Return the material below in full and exactly.

> **RECORDS SUPPLIED**:
┌──
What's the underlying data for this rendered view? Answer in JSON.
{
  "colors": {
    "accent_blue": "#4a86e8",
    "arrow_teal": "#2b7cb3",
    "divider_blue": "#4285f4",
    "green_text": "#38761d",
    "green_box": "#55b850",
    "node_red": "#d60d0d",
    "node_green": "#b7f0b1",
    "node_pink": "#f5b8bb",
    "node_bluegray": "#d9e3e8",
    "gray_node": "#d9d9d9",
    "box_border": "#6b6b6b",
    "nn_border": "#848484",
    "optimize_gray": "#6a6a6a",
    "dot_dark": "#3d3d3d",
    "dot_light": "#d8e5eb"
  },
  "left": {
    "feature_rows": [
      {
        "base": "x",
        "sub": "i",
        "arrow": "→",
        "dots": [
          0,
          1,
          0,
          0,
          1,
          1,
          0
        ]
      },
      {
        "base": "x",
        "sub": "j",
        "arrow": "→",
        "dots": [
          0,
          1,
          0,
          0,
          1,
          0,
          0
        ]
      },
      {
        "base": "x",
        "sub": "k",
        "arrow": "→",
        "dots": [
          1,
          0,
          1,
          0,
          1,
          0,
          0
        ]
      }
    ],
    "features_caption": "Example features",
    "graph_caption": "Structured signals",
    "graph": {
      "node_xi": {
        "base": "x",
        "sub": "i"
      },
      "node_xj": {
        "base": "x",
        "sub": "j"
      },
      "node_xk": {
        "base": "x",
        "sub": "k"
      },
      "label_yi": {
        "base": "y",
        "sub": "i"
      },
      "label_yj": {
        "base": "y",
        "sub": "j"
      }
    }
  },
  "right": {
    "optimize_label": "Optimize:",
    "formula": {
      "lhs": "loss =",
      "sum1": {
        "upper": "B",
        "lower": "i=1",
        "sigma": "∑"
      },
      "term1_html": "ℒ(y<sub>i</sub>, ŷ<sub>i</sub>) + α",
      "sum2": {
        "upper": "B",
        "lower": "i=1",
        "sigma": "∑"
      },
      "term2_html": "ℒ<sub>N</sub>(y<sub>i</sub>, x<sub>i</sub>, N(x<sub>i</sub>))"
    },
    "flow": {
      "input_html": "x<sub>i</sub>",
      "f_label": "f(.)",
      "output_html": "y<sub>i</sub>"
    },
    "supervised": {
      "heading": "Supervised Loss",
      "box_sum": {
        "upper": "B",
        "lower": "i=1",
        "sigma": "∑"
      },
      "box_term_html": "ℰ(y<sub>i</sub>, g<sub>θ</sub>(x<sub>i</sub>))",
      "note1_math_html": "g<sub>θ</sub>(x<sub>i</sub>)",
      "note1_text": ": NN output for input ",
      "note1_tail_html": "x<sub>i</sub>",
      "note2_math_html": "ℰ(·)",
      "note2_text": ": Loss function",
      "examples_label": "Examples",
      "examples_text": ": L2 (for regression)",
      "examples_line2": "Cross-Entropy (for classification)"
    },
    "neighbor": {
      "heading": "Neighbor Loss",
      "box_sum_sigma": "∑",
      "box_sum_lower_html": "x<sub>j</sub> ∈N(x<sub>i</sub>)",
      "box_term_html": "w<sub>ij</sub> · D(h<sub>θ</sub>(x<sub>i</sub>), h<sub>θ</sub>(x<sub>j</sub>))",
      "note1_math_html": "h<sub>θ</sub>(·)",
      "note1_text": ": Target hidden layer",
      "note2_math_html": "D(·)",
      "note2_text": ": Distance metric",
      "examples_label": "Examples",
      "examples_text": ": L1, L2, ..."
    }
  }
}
└──
> **WRITTEN REPLY**:
What's the underlying data for this rendered view? Answer in JSON.
{
  "colors": {
    "accent_blue": "#4a86e8",
    "arrow_teal": "#2b7cb3",
    "divider_blue": "#4285f4",
    "green_text": "#38761d",
    "green_box": "#55b850",
    "node_red": "#d60d0d",
    "node_green": "#b7f0b1",
    "node_pink": "#f5b8bb",
    "node_bluegray": "#d9e3e8",
    "gray_node": "#d9d9d9",
    "box_border": "#6b6b6b",
    "nn_border": "#848484",
    "optimize_gray": "#6a6a6a",
    "dot_dark": "#3d3d3d",
    "dot_light": "#d8e5eb"
  },
  "left": {
    "feature_rows": [
      {
        "base": "x",
        "sub": "i",
        "arrow": "→",
        "dots": [
          0,
          1,
          0,
          0,
          1,
          1,
          0
        ]
      },
      {
        "base": "x",
        "sub": "j",
        "arrow": "→",
        "dots": [
          0,
          1,
          0,
          0,
          1,
          0,
          0
        ]
      },
      {
        "base": "x",
        "sub": "k",
        "arrow": "→",
        "dots": [
          1,
          0,
          1,
          0,
          1,
          0,
          0
        ]
      }
    ],
    "features_caption": "Example features",
    "graph_caption": "Structured signals",
    "graph": {
      "node_xi": {
        "base": "x",
        "sub": "i"
      },
      "node_xj": {
        "base": "x",
        "sub": "j"
      },
      "node_xk": {
        "base": "x",
        "sub": "k"
      },
      "label_yi": {
        "base": "y",
        "sub": "i"
      },
      "label_yj": {
        "base": "y",
        "sub": "j"
      }
    }
  },
  "right": {
    "optimize_label": "Optimize:",
    "formula": {
      "lhs": "loss =",
      "sum1": {
        "upper": "B",
        "lower": "i=1",
        "sigma": "∑"
      },
      "term1_html": "ℒ(y<sub>i</sub>, ŷ<sub>i</sub>) + α",
      "sum2": {
        "upper": "B",
        "lower": "i=1",
        "sigma": "∑"
      },
      "term2_html": "ℒ<sub>N</sub>(y<sub>i</sub>, x<sub>i</sub>, N(x<sub>i</sub>))"
    },
    "flow": {
      "input_html": "x<sub>i</sub>",
      "f_label": "f(.)",
      "output_html": "y<sub>i</sub>"
    },
    "supervised": {
      "heading": "Supervised Loss",
      "box_sum": {
        "upper": "B",
        "lower": "i=1",
        "sigma": "∑"
      },
      "box_term_html": "ℰ(y<sub>i</sub>, g<sub>θ</sub>(x<sub>i</sub>))",
      "note1_math_html": "g<sub>θ</sub>(x<sub>i</sub>)",
      "note1_text": ": NN output for input ",
      "note1_tail_html": "x<sub>i</sub>",
      "note2_math_html": "ℰ(·)",
      "note2_text": ": Loss function",
      "examples_label": "Examples",
      "examples_text": ": L2 (for regression)",
      "examples_line2": "Cross-Entropy (for classification)"
    },
    "neighbor": {
      "heading": "Neighbor Loss",
      "box_sum_sigma": "∑",
      "box_sum_lower_html": "x<sub>j</sub> ∈N(x<sub>i</sub>)",
      "box_term_html": "w<sub>ij</sub> · D(h<sub>θ</sub>(x<sub>i</sub>), h<sub>θ</sub>(x<sub>j</sub>))",
      "note1_math_html": "h<sub>θ</sub>(·)",
      "note1_text": ": Target hidden layer",
      "note2_math_html": "D(·)",
      "note2_text": ": Distance metric",
      "examples_label": "Examples",
      "examples_text": ": L1, L2, ..."
    }
  }
}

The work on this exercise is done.